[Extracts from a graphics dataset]

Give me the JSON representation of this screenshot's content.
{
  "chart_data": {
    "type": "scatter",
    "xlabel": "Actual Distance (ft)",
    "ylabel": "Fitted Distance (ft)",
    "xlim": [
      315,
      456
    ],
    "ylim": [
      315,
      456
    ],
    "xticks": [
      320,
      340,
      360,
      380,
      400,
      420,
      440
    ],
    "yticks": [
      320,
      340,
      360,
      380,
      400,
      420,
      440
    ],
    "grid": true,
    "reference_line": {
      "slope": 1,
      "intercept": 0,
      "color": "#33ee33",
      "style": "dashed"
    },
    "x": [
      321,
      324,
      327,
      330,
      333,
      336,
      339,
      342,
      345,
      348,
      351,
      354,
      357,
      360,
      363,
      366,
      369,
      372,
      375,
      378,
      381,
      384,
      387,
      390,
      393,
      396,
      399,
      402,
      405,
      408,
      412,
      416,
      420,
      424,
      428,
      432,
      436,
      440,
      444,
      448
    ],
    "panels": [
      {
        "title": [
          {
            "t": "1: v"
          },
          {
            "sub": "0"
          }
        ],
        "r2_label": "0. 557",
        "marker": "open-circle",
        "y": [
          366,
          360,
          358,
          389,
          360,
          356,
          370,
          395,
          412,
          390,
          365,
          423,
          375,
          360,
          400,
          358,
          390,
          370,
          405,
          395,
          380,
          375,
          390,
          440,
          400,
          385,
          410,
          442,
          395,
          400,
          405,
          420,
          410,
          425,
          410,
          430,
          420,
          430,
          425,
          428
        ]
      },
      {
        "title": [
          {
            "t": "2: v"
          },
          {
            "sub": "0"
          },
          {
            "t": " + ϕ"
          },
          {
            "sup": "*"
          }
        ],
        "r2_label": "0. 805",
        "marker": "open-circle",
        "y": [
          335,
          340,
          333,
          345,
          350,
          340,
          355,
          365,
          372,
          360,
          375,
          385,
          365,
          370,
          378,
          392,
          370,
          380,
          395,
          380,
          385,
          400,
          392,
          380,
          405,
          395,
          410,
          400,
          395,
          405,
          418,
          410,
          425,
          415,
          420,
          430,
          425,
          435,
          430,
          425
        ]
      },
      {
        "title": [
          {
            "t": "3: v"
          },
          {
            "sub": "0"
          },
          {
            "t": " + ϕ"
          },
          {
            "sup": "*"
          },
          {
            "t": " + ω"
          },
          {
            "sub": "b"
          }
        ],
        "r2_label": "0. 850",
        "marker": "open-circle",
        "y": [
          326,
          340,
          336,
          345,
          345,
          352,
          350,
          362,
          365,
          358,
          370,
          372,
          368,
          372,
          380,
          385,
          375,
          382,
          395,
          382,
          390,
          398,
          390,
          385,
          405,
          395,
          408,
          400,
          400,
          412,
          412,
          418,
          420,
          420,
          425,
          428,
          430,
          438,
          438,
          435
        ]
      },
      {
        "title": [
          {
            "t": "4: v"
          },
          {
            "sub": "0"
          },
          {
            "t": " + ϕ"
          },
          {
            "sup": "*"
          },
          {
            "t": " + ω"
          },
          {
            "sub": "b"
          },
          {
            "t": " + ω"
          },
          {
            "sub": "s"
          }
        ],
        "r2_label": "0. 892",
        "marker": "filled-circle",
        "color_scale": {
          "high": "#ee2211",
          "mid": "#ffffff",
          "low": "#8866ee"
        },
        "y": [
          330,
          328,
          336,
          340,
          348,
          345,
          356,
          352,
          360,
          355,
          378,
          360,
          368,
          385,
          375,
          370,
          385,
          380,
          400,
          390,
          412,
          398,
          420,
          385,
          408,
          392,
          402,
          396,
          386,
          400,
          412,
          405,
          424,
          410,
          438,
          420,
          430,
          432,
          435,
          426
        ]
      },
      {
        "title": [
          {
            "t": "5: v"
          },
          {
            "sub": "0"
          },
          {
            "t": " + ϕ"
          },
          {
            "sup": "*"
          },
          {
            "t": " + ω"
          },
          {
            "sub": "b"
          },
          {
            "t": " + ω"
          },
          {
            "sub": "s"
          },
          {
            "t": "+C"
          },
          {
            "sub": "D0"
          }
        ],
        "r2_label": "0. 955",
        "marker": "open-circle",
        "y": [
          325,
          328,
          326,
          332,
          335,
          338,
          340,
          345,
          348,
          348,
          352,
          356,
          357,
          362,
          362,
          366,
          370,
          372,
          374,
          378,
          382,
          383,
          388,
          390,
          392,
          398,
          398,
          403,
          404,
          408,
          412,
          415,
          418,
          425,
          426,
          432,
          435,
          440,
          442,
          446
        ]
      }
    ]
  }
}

#### [Required task]
Set down the entries verbatim, leaving none out.

#### [Result of this exercise]
Give me the JSON representation of this screenshot's content.
{
  "chart_data": {
    "type": "scatter",
    "xlabel": "Actual Distance (ft)",
    "ylabel": "Fitted Distance (ft)",
    "xlim": [
      315,
      456
    ],
    "ylim": [
      315,
      456
    ],
    "xticks": [
      320,
      340,
      360,
      380,
      400,
      420,
      440
    ],
    "yticks": [
      320,
      340,
      360,
      380,
      400,
      420,
      440
    ],
    "grid": true,
    "reference_line": {
      "slope": 1,
      "intercept": 0,
      "color": "#33ee33",
      "style": "dashed"
    },
    "x": [
      321,
      324,
      327,
      330,
      333,
      336,
      339,
      342,
      345,
      348,
      351,
      354,
      357,
      360,
      363,
      366,
      369,
      372,
      375,
      378,
      381,
      384,
      387,
      390,
      393,
      396,
      399,
      402,
      405,
      408,
      412,
      416,
      420,
      424,
      428,
      432,
      436,
      440,
      444,
      448
    ],
    "panels": [
      {
        "title": [
          {
            "t": "1: v"
          },
          {
            "sub": "0"
          }
        ],
        "r2_label": "0. 557",
        "marker": "open-circle",
        "y": [
          366,
          360,
          358,
          389,
          360,
          356,
          370,
          395,
          412,
          390,
          365,
          423,
          375,
          360,
          400,
          358,
          390,
          370,
          405,
          395,
          380,
          375,
          390,
          440,
          400,
          385,
          410,
          442,
          395,
          400,
          405,
          420,
          410,
          425,
          410,
          430,
          420,
          430,
          425,
          428
        ]
      },
      {
        "title": [
          {
            "t": "2: v"
          },
          {
            "sub": "0"
          },
          {
            "t": " + ϕ"
          },
          {
            "sup": "*"
          }
        ],
        "r2_label": "0. 805",
        "marker": "open-circle",
        "y": [
          335,
          340,
          333,
          345,
          350,
          340,
          355,
          365,
          372,
          360,
          375,
          385,
          365,
          370,
          378,
          392,
          370,
          380,
          395,
          380,
          385,
          400,
          392,
          380,
          405,
          395,
          410,
          400,
          395,
          405,
          418,
          410,
          425,
          415,
          420,
          430,
          425,
          435,
          430,
          425
        ]
      },
      {
        "title": [
          {
            "t": "3: v"
          },
          {
            "sub": "0"
          },
          {
            "t": " + ϕ"
          },
          {
            "sup": "*"
          },
          {
            "t": " + ω"
          },
          {
            "sub": "b"
          }
        ],
        "r2_label": "0. 850",
        "marker": "open-circle",
        "y": [
          326,
          340,
          336,
          345,
          345,
          352,
          350,
          362,
          365,
          358,
          370,
          372,
          368,
          372,
          380,
          385,
          375,
          382,
          395,
          382,
          390,
          398,
          390,
          385,
          405,
          395,
          408,
          400,
          400,
          412,
          412,
          418,
          420,
          420,
          425,
          428,
          430,
          438,
          438,
          435
        ]
      },
      {
        "title": [
          {
            "t": "4: v"
          },
          {
            "sub": "0"
          },
          {
            "t": " + ϕ"
          },
          {
            "sup": "*"
          },
          {
            "t": " + ω"
          },
          {
            "sub": "b"
          },
          {
            "t": " + ω"
          },
          {
            "sub": "s"
          }
        ],
        "r2_label": "0. 892",
        "marker": "filled-circle",
        "color_scale": {
          "high": "#ee2211",
          "mid": "#ffffff",
          "low": "#8866ee"
        },
        "y": [
          330,
          328,
          336,
          340,
          348,
          345,
          356,
          352,
          360,
          355,
          378,
          360,
          368,
          385,
          375,
          370,
          385,
          380,
          400,
          390,
          412,
          398,
          420,
          385,
          408,
          392,
          402,
          396,
          386,
          400,
          412,
          405,
          424,
          410,
          438,
          420,
          430,
          432,
          435,
          426
        ]
      },
      {
        "title": [
          {
            "t": "5: v"
          },
          {
            "sub": "0"
          },
          {
            "t": " + ϕ"
          },
          {
            "sup": "*"
          },
          {
            "t": " + ω"
          },
          {
            "sub": "b"
          },
          {
            "t": " + ω"
          },
          {
            "sub": "s"
          },
          {
            "t": "+C"
          },
          {
            "sub": "D0"
          }
        ],
        "r2_label": "0. 955",
        "marker": "open-circle",
        "y": [
          325,
          328,
          326,
          332,
          335,
          338,
          340,
          345,
          348,
          348,
          352,
          356,
          357,
          362,
          362,
          366,
          370,
          372,
          374,
          378,
          382,
          383,
          388,
          390,
          392,
          398,
          398,
          403,
          404,
          408,
          412,
          415,
          418,
          425,
          426,
          432,
          435,
          440,
          442,
          446
        ]
      }
    ]
  }
}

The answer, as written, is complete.